* [Brief]:
Write out each record below exactly as it appears, with no pictures.

* [Listed entries]:
━━━━━━━━━━━━━━━━━━━━

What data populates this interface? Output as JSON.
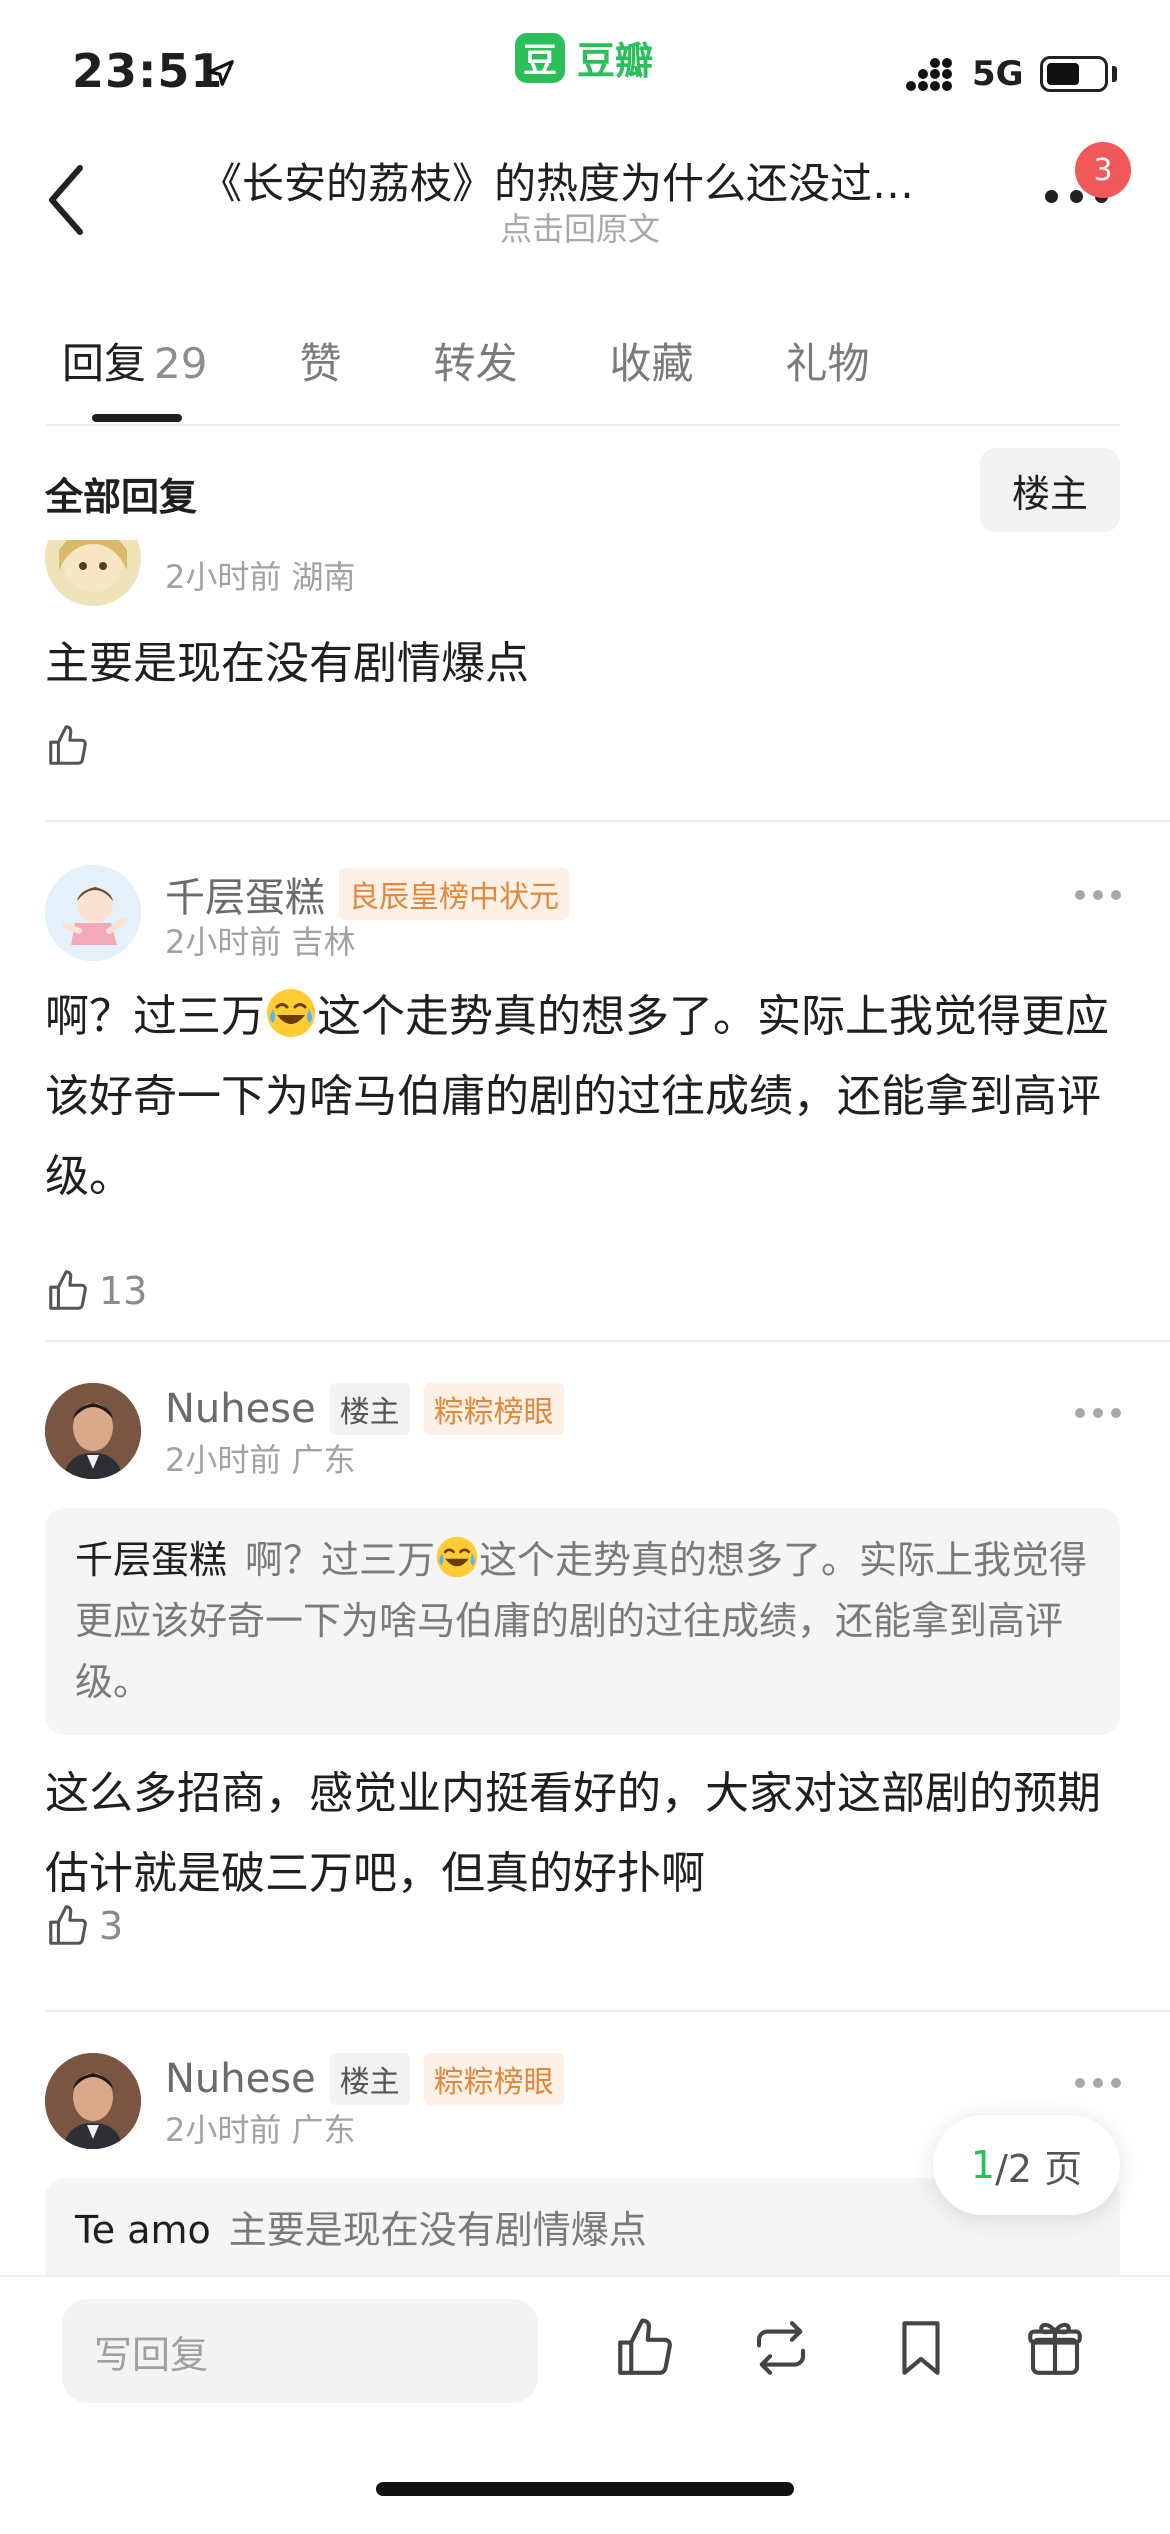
{
  "status_bar": {
    "time": "23:51",
    "network": "5G",
    "battery_level": 0.6
  },
  "app": {
    "logo_char": "豆",
    "name": "豆瓣"
  },
  "header": {
    "title": "《长安的荔枝》的热度为什么还没过…",
    "subtitle": "点击回原文",
    "notification_count": "3"
  },
  "tabs": [
    {
      "label": "回复",
      "count": "29"
    },
    {
      "label": "赞"
    },
    {
      "label": "转发"
    },
    {
      "label": "收藏"
    },
    {
      "label": "礼物"
    }
  ],
  "section": {
    "title": "全部回复",
    "filter_label": "楼主"
  },
  "comments": [
    {
      "meta": "2小时前 湖南",
      "text": "主要是现在没有剧情爆点",
      "likes": ""
    },
    {
      "username": "千层蛋糕",
      "rank_tag": "良辰皇榜中状元",
      "meta": "2小时前 吉林",
      "text_before": "啊？过三万",
      "text_after": "这个走势真的想多了。实际上我觉得更应该好奇一下为啥马伯庸的剧的过往成绩，还能拿到高评级。",
      "likes": "13"
    },
    {
      "username": "Nuhese",
      "op_tag": "楼主",
      "rank_tag": "粽粽榜眼",
      "meta": "2小时前 广东",
      "quote_user": "千层蛋糕",
      "quote_before": "啊？过三万",
      "quote_after": "这个走势真的想多了。实际上我觉得更应该好奇一下为啥马伯庸的剧的过往成绩，还能拿到高评级。",
      "text": "这么多招商，感觉业内挺看好的，大家对这部剧的预期估计就是破三万吧，但真的好扑啊",
      "likes": "3"
    },
    {
      "username": "Nuhese",
      "op_tag": "楼主",
      "rank_tag": "粽粽榜眼",
      "meta": "2小时前 广东",
      "quote_user": "Te amo",
      "quote_text": "主要是现在没有剧情爆点"
    }
  ],
  "pager": {
    "current": "1",
    "total_text": "/2 页"
  },
  "bottom_bar": {
    "reply_placeholder": "写回复"
  },
  "colors": {
    "brand": "#2bbf5a",
    "rank_tag": "#e3883a",
    "badge": "#f1585a"
  }
}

━━━━━━━━━━━━━━━━━━━━

* [Answer for the task]:
What data populates this interface? Output as JSON.
{
  "status_bar": {
    "time": "23:51",
    "network": "5G",
    "battery_level": 0.6
  },
  "app": {
    "logo_char": "豆",
    "name": "豆瓣"
  },
  "header": {
    "title": "《长安的荔枝》的热度为什么还没过…",
    "subtitle": "点击回原文",
    "notification_count": "3"
  },
  "tabs": [
    {
      "label": "回复",
      "count": "29"
    },
    {
      "label": "赞"
    },
    {
      "label": "转发"
    },
    {
      "label": "收藏"
    },
    {
      "label": "礼物"
    }
  ],
  "section": {
    "title": "全部回复",
    "filter_label": "楼主"
  },
  "comments": [
    {
      "meta": "2小时前 湖南",
      "text": "主要是现在没有剧情爆点",
      "likes": ""
    },
    {
      "username": "千层蛋糕",
      "rank_tag": "良辰皇榜中状元",
      "meta": "2小时前 吉林",
      "text_before": "啊？过三万",
      "text_after": "这个走势真的想多了。实际上我觉得更应该好奇一下为啥马伯庸的剧的过往成绩，还能拿到高评级。",
      "likes": "13"
    },
    {
      "username": "Nuhese",
      "op_tag": "楼主",
      "rank_tag": "粽粽榜眼",
      "meta": "2小时前 广东",
      "quote_user": "千层蛋糕",
      "quote_before": "啊？过三万",
      "quote_after": "这个走势真的想多了。实际上我觉得更应该好奇一下为啥马伯庸的剧的过往成绩，还能拿到高评级。",
      "text": "这么多招商，感觉业内挺看好的，大家对这部剧的预期估计就是破三万吧，但真的好扑啊",
      "likes": "3"
    },
    {
      "username": "Nuhese",
      "op_tag": "楼主",
      "rank_tag": "粽粽榜眼",
      "meta": "2小时前 广东",
      "quote_user": "Te amo",
      "quote_text": "主要是现在没有剧情爆点"
    }
  ],
  "pager": {
    "current": "1",
    "total_text": "/2 页"
  },
  "bottom_bar": {
    "reply_placeholder": "写回复"
  },
  "colors": {
    "brand": "#2bbf5a",
    "rank_tag": "#e3883a",
    "badge": "#f1585a"
  }
}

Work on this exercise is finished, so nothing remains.